▶ What needs to be done: Continue the write-up on extracting human-readable Hyku URLs, starting after its final sentence.

▶ Selection:
This article is my first read through of the code changes we added to a Hyku implementation for the University of Louisville. My task is to get an understanding of what it might take to extract a general solution.
The goal of the solution is to allow Hyku implementations to have Uniform Resource Locators (URLs 📖) that are “human-readable”. In most implementations the URLs are derived from the object’s opaque identifier.
Many folks want the URL to look like https://my.hyku/collections/the-jeremy-friesen-collection
instead of https://my.hyku/collections/dr23zy19b
(or whatever opaque configuration you choose with your Hyrax minter configuration.)
Secondary goals are around implementation and ownership costs. What effort does it take to add to your application? Both data migrations and code changes. Also, what effort does it take to upgrade your application once you have this customization in place.
What follows is my quick read-through and how I did my quick read-through.
Checking the Repository
Based on conversations and reviews with the team, the foundational commit for preparing for extracting the functionality was in Secure Hash Algorithm (SHA 📖) 6f2e01f4eca1a5cf68ccd29c60f56740ace88a3b
.
It follows that any commits since that point in time may also be relevant for extraction.
In the local repository, I pulled down the latest main
branch.

▶ Supplied material:
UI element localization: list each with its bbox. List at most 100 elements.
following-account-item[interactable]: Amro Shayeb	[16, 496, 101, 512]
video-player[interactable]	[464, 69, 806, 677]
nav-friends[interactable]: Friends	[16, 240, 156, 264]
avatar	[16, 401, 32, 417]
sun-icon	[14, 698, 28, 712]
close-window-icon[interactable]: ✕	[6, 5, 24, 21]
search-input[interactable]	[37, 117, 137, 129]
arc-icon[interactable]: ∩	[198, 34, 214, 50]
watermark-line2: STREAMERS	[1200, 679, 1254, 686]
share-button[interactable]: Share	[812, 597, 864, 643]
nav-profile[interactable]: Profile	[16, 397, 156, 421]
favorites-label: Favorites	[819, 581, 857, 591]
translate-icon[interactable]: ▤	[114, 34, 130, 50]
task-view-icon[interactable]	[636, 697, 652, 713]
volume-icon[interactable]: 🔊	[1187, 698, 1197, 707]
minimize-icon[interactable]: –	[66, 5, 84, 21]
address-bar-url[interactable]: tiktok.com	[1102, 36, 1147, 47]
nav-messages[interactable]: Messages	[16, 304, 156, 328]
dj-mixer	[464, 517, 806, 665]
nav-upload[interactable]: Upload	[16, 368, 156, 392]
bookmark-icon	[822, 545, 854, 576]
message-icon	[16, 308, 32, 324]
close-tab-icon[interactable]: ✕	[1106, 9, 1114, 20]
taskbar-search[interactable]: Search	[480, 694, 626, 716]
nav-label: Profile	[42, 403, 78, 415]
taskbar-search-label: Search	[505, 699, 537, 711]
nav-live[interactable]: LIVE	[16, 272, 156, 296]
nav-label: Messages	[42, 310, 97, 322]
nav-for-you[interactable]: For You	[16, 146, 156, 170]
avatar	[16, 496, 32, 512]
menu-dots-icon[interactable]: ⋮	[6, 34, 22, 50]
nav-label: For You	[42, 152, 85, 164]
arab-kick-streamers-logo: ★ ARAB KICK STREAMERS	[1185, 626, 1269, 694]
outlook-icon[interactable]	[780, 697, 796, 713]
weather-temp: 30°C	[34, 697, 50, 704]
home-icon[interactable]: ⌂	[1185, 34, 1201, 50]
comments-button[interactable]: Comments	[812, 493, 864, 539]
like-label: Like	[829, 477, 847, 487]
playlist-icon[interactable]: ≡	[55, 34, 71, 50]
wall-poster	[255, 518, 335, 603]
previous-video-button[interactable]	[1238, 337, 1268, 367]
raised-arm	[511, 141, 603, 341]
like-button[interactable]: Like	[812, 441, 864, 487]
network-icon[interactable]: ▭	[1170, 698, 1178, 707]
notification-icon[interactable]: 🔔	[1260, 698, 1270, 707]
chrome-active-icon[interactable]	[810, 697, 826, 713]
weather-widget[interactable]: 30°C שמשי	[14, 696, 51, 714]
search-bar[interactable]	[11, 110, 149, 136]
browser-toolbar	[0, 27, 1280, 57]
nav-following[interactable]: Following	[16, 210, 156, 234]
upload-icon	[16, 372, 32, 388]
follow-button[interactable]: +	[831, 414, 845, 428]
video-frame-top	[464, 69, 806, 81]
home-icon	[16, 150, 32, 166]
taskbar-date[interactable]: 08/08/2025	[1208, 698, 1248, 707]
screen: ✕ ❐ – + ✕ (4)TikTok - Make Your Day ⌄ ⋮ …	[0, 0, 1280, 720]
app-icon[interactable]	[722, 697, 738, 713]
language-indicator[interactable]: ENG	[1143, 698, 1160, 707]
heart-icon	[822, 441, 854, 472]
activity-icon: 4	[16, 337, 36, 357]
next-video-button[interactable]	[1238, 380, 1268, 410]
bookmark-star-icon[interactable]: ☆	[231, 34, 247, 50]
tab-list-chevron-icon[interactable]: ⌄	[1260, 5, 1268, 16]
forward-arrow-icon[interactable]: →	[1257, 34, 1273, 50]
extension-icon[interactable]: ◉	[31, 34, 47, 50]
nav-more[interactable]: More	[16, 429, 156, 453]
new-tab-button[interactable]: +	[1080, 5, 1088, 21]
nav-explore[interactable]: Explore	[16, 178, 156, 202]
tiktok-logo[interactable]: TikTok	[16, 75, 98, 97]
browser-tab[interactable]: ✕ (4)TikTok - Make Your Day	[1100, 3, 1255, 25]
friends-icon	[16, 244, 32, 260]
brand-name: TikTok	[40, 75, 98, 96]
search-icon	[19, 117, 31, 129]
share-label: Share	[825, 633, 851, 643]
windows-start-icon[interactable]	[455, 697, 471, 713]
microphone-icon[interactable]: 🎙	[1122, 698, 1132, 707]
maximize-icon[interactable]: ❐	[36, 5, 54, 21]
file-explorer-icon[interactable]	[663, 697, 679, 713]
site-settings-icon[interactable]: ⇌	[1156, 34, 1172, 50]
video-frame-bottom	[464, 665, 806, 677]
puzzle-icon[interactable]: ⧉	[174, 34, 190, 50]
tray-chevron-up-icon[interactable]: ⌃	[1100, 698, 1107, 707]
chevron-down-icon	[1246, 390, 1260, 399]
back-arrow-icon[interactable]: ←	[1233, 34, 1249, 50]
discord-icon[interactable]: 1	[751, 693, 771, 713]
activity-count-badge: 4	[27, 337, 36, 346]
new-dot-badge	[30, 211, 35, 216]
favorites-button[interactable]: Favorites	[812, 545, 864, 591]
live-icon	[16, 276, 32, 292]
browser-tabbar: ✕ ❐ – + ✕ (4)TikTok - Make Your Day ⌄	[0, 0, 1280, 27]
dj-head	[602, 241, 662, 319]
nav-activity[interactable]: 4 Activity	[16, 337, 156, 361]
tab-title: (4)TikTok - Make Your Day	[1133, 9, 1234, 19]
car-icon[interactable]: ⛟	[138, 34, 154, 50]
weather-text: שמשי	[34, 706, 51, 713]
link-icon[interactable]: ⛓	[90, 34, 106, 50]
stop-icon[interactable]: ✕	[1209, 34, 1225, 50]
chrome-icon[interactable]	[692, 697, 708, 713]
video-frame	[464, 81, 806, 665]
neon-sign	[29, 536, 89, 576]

▶ Task answer:
Then ran the following:
git log 6f2e01f4~.. --reverse --no-merges --pretty=format: \
'| [[https://gitlab.com/notch8/louisville-hyku/-/commit/%H][%h]] | %s |' | \
pbcopy
Let’s break that down:
git log
- The Git 📖 command to run.
6f2e01f4~..
- All commits since and including
6f2e01f4
; the short form of the longer aforemenntions SHA. --reverse
- I want the “top” of the list to be the foundational commit.
--no-merges
- Skip showing merge commits; these are the commits that merged the relevant commit into main.
--pretty=format: '| [[https://gitlab.com/notch8/louisville-hyku/-/commit/%H][%h]] | %s |' |
- Render the log in specified format (e.g.
| link to commit | subject |
). Why this format? Because I’m going to copy it into an Org-Mode table format. The pipe character (e.g.|
) is the table cell demarcation, and the[[url][label]]
is to create a web-link. pbcopy
- Notice this last pipe character is not within the apostrophe (e.g.
'
); I’m “piping” the output of the log to my paste buffer using thepbcopy
command.
The results are the body of the Table 241: Commits that might be related to the preliminary slug extraction.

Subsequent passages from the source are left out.